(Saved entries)
----------------

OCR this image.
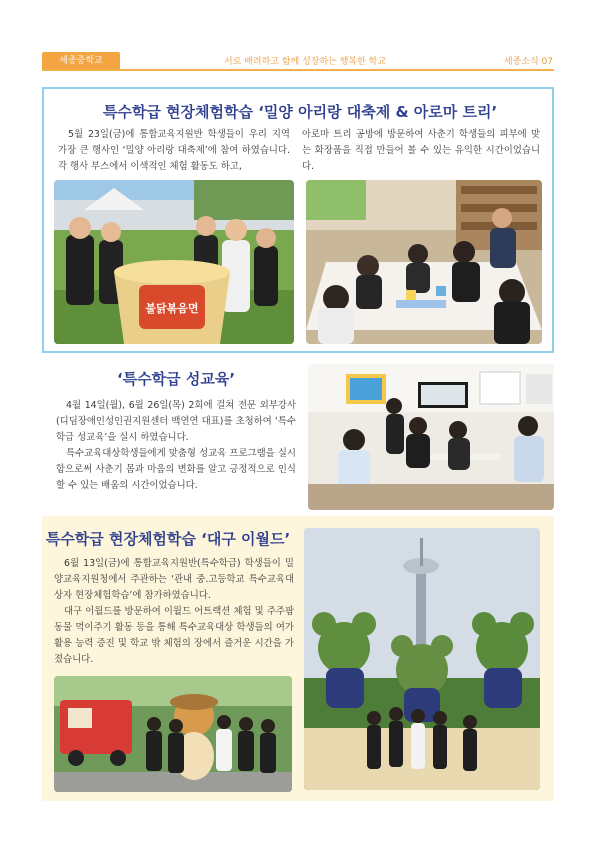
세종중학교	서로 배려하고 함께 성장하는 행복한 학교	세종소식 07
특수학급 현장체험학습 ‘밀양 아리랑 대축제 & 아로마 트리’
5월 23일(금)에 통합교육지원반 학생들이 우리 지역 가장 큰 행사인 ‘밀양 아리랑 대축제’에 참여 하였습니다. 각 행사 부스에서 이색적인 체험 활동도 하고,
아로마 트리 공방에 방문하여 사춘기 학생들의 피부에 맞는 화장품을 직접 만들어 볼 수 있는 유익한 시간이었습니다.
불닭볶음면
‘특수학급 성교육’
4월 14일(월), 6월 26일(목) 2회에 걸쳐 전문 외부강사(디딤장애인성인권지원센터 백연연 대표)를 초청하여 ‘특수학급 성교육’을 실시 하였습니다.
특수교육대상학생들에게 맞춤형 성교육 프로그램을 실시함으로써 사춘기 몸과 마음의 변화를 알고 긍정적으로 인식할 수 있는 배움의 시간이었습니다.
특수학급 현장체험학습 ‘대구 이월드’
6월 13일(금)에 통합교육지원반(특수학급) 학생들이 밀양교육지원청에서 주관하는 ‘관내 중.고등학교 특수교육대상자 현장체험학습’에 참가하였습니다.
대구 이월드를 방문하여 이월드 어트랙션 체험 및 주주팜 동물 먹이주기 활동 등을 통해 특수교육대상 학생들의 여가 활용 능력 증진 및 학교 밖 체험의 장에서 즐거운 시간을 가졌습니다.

----------------

Exercise:
Images do not belong in the copy; reproduce all other parts of the records above verbatim.

Reply to the task:
OCR this image.
세종중학교	서로 배려하고 함께 성장하는 행복한 학교	세종소식 07
특수학급 현장체험학습 ‘밀양 아리랑 대축제 & 아로마 트리’
5월 23일(금)에 통합교육지원반 학생들이 우리 지역 가장 큰 행사인 ‘밀양 아리랑 대축제’에 참여 하였습니다. 각 행사 부스에서 이색적인 체험 활동도 하고,
아로마 트리 공방에 방문하여 사춘기 학생들의 피부에 맞는 화장품을 직접 만들어 볼 수 있는 유익한 시간이었습니다.
불닭볶음면
‘특수학급 성교육’
4월 14일(월), 6월 26일(목) 2회에 걸쳐 전문 외부강사(디딤장애인성인권지원센터 백연연 대표)를 초청하여 ‘특수학급 성교육’을 실시 하였습니다.
특수교육대상학생들에게 맞춤형 성교육 프로그램을 실시함으로써 사춘기 몸과 마음의 변화를 알고 긍정적으로 인식할 수 있는 배움의 시간이었습니다.
특수학급 현장체험학습 ‘대구 이월드’
6월 13일(금)에 통합교육지원반(특수학급) 학생들이 밀양교육지원청에서 주관하는 ‘관내 중.고등학교 특수교육대상자 현장체험학습’에 참가하였습니다.
대구 이월드를 방문하여 이월드 어트랙션 체험 및 주주팜 동물 먹이주기 활동 등을 통해 특수교육대상 학생들의 여가 활용 능력 증진 및 학교 밖 체험의 장에서 즐거운 시간을 가졌습니다.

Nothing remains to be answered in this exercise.